(What is asked)
Every record here should be printed again exactly.

(Records for processing)
--------------------

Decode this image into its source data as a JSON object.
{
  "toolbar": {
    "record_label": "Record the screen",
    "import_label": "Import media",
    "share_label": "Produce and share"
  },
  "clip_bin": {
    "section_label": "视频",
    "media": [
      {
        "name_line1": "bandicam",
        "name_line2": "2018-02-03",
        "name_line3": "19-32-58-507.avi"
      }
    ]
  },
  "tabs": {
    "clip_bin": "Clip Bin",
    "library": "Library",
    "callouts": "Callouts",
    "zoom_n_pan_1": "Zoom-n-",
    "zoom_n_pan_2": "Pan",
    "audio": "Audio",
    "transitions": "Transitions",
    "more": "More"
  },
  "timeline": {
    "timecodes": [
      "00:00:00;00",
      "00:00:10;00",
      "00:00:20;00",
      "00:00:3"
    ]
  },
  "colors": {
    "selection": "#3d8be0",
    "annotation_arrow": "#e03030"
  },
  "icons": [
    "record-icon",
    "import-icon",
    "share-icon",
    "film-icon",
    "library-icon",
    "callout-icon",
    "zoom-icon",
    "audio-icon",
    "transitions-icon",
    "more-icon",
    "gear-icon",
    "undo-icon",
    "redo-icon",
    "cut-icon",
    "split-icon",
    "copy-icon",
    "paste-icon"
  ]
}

--------------------

(Full output)
Decode this image into its source data as a JSON object.
{
  "toolbar": {
    "record_label": "Record the screen",
    "import_label": "Import media",
    "share_label": "Produce and share"
  },
  "clip_bin": {
    "section_label": "视频",
    "media": [
      {
        "name_line1": "bandicam",
        "name_line2": "2018-02-03",
        "name_line3": "19-32-58-507.avi"
      }
    ]
  },
  "tabs": {
    "clip_bin": "Clip Bin",
    "library": "Library",
    "callouts": "Callouts",
    "zoom_n_pan_1": "Zoom-n-",
    "zoom_n_pan_2": "Pan",
    "audio": "Audio",
    "transitions": "Transitions",
    "more": "More"
  },
  "timeline": {
    "timecodes": [
      "00:00:00;00",
      "00:00:10;00",
      "00:00:20;00",
      "00:00:3"
    ]
  },
  "colors": {
    "selection": "#3d8be0",
    "annotation_arrow": "#e03030"
  },
  "icons": [
    "record-icon",
    "import-icon",
    "share-icon",
    "film-icon",
    "library-icon",
    "callout-icon",
    "zoom-icon",
    "audio-icon",
    "transitions-icon",
    "more-icon",
    "gear-icon",
    "undo-icon",
    "redo-icon",
    "cut-icon",
    "split-icon",
    "copy-icon",
    "paste-icon"
  ]
}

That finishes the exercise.